### [Exercise task]
Please return the material below verbatim, from its first line through the line containing "sidebar-edge (0, 78, 34, 573)", including both of those lines and nothing past them.

Layout annotation records:

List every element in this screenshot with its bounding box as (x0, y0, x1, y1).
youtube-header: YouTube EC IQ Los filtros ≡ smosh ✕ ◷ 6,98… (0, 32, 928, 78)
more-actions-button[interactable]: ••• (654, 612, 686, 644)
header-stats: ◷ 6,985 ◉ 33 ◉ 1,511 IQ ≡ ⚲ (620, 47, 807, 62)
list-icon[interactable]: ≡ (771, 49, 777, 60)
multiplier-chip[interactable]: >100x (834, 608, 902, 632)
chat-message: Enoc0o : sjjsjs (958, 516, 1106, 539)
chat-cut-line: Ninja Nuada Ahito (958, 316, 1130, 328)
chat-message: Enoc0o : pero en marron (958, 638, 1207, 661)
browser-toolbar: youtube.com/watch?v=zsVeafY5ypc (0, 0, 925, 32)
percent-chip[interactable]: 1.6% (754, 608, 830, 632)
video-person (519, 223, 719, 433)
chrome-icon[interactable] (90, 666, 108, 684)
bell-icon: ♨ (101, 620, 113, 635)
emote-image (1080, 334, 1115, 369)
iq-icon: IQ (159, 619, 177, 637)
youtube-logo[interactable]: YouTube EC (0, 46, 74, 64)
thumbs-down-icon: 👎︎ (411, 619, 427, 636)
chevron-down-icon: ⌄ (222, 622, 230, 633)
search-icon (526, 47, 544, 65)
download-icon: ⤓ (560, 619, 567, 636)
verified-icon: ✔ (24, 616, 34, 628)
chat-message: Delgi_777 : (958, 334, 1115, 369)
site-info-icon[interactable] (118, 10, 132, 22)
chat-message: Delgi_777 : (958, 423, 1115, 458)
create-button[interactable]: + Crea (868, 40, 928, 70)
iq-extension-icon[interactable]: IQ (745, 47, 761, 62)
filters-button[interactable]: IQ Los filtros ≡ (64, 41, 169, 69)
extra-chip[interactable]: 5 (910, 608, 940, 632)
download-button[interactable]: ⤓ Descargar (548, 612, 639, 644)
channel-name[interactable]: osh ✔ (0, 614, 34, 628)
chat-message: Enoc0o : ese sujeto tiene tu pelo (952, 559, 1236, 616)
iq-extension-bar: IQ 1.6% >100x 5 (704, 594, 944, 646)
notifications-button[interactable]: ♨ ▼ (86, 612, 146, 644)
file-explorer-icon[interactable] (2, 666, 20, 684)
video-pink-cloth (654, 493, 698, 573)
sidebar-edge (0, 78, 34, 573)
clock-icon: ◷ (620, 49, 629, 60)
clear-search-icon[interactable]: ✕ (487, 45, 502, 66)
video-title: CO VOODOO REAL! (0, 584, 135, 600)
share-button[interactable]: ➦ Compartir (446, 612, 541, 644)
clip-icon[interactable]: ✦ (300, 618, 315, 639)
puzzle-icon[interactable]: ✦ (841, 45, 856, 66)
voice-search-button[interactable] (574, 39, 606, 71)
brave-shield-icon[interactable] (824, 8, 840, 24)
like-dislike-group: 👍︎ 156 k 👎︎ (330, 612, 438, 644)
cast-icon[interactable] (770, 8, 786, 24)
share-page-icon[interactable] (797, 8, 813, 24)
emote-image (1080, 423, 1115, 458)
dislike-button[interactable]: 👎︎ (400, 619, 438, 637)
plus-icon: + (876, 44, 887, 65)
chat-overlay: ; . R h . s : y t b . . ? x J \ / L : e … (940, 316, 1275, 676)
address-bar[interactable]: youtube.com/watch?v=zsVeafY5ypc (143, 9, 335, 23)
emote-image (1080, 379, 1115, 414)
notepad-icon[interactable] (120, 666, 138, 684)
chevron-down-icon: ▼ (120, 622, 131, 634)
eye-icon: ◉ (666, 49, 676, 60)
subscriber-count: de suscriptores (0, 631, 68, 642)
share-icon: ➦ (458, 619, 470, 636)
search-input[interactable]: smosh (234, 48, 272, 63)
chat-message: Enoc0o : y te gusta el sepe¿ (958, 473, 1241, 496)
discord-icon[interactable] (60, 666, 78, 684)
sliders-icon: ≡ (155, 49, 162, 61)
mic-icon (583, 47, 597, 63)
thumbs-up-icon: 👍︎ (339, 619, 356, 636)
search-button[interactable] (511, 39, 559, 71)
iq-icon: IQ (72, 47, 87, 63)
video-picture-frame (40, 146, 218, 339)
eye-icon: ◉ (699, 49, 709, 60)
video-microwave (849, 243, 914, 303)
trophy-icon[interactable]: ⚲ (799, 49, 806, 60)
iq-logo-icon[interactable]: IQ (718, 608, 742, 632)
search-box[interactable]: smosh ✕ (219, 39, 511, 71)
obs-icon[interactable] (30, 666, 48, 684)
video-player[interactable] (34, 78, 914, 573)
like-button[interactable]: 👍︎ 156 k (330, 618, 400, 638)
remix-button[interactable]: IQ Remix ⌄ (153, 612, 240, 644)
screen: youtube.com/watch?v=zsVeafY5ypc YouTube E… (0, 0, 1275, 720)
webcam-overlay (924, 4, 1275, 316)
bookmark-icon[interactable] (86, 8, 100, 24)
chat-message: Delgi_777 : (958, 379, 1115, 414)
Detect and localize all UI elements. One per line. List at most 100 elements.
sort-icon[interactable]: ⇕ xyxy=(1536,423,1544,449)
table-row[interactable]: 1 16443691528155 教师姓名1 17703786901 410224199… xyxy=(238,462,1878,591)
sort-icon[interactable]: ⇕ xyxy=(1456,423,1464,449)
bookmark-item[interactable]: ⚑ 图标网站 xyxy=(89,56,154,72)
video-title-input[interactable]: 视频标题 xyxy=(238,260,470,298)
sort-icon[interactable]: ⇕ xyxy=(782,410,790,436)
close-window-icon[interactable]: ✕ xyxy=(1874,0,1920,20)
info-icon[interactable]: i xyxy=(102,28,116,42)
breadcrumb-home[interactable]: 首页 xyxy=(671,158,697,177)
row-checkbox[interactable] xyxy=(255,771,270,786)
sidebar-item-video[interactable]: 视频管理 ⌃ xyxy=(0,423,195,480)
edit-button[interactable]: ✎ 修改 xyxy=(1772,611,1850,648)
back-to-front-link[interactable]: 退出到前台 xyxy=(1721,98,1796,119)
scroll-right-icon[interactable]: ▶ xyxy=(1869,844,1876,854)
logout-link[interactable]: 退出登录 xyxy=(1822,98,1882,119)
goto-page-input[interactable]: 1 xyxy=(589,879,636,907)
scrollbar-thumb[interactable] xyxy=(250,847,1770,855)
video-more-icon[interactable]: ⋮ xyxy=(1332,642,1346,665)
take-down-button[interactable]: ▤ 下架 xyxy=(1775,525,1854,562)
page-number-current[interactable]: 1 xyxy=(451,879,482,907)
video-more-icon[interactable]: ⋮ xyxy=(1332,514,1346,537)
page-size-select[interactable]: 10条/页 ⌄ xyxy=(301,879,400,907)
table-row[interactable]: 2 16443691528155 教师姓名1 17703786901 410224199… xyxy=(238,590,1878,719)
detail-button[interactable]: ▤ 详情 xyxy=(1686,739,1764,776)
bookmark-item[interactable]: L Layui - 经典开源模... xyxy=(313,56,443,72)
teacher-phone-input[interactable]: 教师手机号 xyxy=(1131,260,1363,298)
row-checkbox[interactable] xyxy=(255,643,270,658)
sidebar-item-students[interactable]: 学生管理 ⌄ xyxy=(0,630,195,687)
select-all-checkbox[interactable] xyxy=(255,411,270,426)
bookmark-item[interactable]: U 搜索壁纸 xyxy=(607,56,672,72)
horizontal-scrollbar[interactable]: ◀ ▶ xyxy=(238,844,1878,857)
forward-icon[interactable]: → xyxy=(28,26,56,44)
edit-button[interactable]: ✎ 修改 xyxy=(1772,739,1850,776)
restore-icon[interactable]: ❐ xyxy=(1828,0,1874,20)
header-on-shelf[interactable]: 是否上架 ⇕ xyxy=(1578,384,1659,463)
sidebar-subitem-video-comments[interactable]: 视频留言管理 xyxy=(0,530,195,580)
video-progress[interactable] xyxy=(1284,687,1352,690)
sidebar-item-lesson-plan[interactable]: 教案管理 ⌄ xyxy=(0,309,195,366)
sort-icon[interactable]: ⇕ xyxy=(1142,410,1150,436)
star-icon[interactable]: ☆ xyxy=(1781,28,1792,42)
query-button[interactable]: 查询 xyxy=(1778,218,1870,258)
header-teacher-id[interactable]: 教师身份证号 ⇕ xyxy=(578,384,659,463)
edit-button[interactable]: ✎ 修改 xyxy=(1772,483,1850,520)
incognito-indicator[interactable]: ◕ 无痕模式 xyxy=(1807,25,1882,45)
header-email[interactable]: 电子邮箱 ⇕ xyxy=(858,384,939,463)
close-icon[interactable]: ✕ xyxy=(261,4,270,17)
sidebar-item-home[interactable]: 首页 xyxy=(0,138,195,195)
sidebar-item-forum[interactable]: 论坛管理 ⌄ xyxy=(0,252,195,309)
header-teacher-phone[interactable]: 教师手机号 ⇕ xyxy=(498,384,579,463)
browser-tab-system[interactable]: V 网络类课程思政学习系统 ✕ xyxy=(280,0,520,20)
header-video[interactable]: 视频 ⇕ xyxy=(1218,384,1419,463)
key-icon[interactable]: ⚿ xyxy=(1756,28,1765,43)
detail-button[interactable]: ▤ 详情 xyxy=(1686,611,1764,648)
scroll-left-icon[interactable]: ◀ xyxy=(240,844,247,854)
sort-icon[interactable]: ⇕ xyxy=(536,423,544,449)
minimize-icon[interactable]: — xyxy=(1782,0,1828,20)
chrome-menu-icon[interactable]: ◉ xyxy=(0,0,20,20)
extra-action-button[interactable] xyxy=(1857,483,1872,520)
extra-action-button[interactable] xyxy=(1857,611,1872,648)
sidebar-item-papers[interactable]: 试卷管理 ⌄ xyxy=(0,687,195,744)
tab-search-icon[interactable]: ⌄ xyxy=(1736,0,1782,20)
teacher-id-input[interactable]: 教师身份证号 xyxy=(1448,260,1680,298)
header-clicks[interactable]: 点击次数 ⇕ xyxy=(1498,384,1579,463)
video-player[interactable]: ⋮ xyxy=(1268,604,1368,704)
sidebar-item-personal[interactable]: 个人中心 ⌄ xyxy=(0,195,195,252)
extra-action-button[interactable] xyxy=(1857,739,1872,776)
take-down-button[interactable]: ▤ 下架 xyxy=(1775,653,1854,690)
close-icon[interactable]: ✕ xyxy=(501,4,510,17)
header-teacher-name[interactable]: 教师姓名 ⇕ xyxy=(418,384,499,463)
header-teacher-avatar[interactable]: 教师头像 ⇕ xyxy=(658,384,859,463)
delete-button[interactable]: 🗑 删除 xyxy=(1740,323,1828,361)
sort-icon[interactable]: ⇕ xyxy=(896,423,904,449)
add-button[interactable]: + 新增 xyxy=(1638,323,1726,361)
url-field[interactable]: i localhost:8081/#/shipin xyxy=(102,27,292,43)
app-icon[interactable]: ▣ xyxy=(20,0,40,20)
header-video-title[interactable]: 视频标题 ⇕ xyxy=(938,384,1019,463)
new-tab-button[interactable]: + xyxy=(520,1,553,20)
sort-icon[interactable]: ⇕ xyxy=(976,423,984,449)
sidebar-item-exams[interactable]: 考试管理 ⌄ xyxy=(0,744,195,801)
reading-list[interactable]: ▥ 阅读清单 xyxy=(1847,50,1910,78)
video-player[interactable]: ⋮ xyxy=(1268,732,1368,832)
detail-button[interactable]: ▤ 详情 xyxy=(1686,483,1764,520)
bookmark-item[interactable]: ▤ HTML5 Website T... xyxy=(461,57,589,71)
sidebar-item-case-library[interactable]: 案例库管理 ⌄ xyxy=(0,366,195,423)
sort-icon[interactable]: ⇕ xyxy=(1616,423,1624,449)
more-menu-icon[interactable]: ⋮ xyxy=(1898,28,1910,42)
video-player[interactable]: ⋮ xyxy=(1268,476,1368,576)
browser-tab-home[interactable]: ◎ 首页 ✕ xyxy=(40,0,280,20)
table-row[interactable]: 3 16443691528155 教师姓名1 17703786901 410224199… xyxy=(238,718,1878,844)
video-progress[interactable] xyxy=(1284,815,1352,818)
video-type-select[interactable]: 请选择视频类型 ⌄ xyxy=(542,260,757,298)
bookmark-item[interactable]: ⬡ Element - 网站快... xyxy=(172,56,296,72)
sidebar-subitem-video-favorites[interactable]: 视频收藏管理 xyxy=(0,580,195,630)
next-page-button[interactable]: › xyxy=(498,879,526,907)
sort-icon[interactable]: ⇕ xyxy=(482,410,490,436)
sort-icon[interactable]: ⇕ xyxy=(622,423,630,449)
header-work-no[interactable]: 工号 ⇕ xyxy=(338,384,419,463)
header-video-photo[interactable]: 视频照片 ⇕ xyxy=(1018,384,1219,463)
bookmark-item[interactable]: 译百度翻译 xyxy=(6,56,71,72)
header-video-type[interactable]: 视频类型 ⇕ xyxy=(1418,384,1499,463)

### [Result of this task]
List every element in this screenshot with its bounding box as (x0, y0, x1, y1).
youtube-header: YouTube EC IQ Los filtros ≡ smosh ✕ ◷ 6,98… (0, 32, 928, 78)
more-actions-button[interactable]: ••• (654, 612, 686, 644)
header-stats: ◷ 6,985 ◉ 33 ◉ 1,511 IQ ≡ ⚲ (620, 47, 807, 62)
list-icon[interactable]: ≡ (771, 49, 777, 60)
multiplier-chip[interactable]: >100x (834, 608, 902, 632)
chat-message: Enoc0o : sjjsjs (958, 516, 1106, 539)
chat-cut-line: Ninja Nuada Ahito (958, 316, 1130, 328)
chat-message: Enoc0o : pero en marron (958, 638, 1207, 661)
browser-toolbar: youtube.com/watch?v=zsVeafY5ypc (0, 0, 925, 32)
percent-chip[interactable]: 1.6% (754, 608, 830, 632)
video-person (519, 223, 719, 433)
chrome-icon[interactable] (90, 666, 108, 684)
bell-icon: ♨ (101, 620, 113, 635)
emote-image (1080, 334, 1115, 369)
iq-icon: IQ (159, 619, 177, 637)
youtube-logo[interactable]: YouTube EC (0, 46, 74, 64)
thumbs-down-icon: 👎︎ (411, 619, 427, 636)
chevron-down-icon: ⌄ (222, 622, 230, 633)
search-icon (526, 47, 544, 65)
download-icon: ⤓ (560, 619, 567, 636)
verified-icon: ✔ (24, 616, 34, 628)
chat-message: Delgi_777 : (958, 334, 1115, 369)
site-info-icon[interactable] (118, 10, 132, 22)
chat-message: Delgi_777 : (958, 423, 1115, 458)
create-button[interactable]: + Crea (868, 40, 928, 70)
iq-extension-icon[interactable]: IQ (745, 47, 761, 62)
filters-button[interactable]: IQ Los filtros ≡ (64, 41, 169, 69)
extra-chip[interactable]: 5 (910, 608, 940, 632)
download-button[interactable]: ⤓ Descargar (548, 612, 639, 644)
channel-name[interactable]: osh ✔ (0, 614, 34, 628)
chat-message: Enoc0o : ese sujeto tiene tu pelo (952, 559, 1236, 616)
iq-extension-bar: IQ 1.6% >100x 5 (704, 594, 944, 646)
notifications-button[interactable]: ♨ ▼ (86, 612, 146, 644)
file-explorer-icon[interactable] (2, 666, 20, 684)
video-pink-cloth (654, 493, 698, 573)
sidebar-edge (0, 78, 34, 573)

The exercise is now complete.